→ **Aim**: Return the records that follow, matching each one exactly.

Dataset entries
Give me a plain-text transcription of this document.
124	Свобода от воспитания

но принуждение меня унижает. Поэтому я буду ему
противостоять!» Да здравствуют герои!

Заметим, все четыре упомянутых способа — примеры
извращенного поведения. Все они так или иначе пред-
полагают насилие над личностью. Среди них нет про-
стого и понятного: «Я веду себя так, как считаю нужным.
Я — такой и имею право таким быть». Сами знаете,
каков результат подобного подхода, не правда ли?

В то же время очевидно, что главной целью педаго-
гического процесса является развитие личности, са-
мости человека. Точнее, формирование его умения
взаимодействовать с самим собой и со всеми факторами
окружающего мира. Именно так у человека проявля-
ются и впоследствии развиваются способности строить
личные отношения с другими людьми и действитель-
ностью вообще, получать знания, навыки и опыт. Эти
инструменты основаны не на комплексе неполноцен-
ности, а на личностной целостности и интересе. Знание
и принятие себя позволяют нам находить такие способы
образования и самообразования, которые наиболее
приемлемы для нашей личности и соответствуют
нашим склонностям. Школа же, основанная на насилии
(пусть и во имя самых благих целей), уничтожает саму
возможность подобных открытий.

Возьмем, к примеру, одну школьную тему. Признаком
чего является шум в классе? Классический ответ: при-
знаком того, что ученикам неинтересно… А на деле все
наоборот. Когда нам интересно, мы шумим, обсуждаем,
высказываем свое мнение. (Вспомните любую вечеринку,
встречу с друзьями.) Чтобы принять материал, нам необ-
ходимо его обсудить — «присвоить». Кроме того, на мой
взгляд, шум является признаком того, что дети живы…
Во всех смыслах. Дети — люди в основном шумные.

→ **Task result**:
Give me a plain-text transcription of this document.
124	Свобода от воспитания

но принуждение меня унижает. Поэтому я буду ему
противостоять!» Да здравствуют герои!

Заметим, все четыре упомянутых способа — примеры
извращенного поведения. Все они так или иначе пред-
полагают насилие над личностью. Среди них нет про-
стого и понятного: «Я веду себя так, как считаю нужным.
Я — такой и имею право таким быть». Сами знаете,
каков результат подобного подхода, не правда ли?

В то же время очевидно, что главной целью педаго-
гического процесса является развитие личности, са-
мости человека. Точнее, формирование его умения
взаимодействовать с самим собой и со всеми факторами
окружающего мира. Именно так у человека проявля-
ются и впоследствии развиваются способности строить
личные отношения с другими людьми и действитель-
ностью вообще, получать знания, навыки и опыт. Эти
инструменты основаны не на комплексе неполноцен-
ности, а на личностной целостности и интересе. Знание
и принятие себя позволяют нам находить такие способы
образования и самообразования, которые наиболее
приемлемы для нашей личности и соответствуют
нашим склонностям. Школа же, основанная на насилии
(пусть и во имя самых благих целей), уничтожает саму
возможность подобных открытий.

Возьмем, к примеру, одну школьную тему. Признаком
чего является шум в классе? Классический ответ: при-
знаком того, что ученикам неинтересно… А на деле все
наоборот. Когда нам интересно, мы шумим, обсуждаем,
высказываем свое мнение. (Вспомните любую вечеринку,
встречу с друзьями.) Чтобы принять материал, нам необ-
ходимо его обсудить — «присвоить». Кроме того, на мой
взгляд, шум является признаком того, что дети живы…
Во всех смыслах. Дети — люди в основном шумные.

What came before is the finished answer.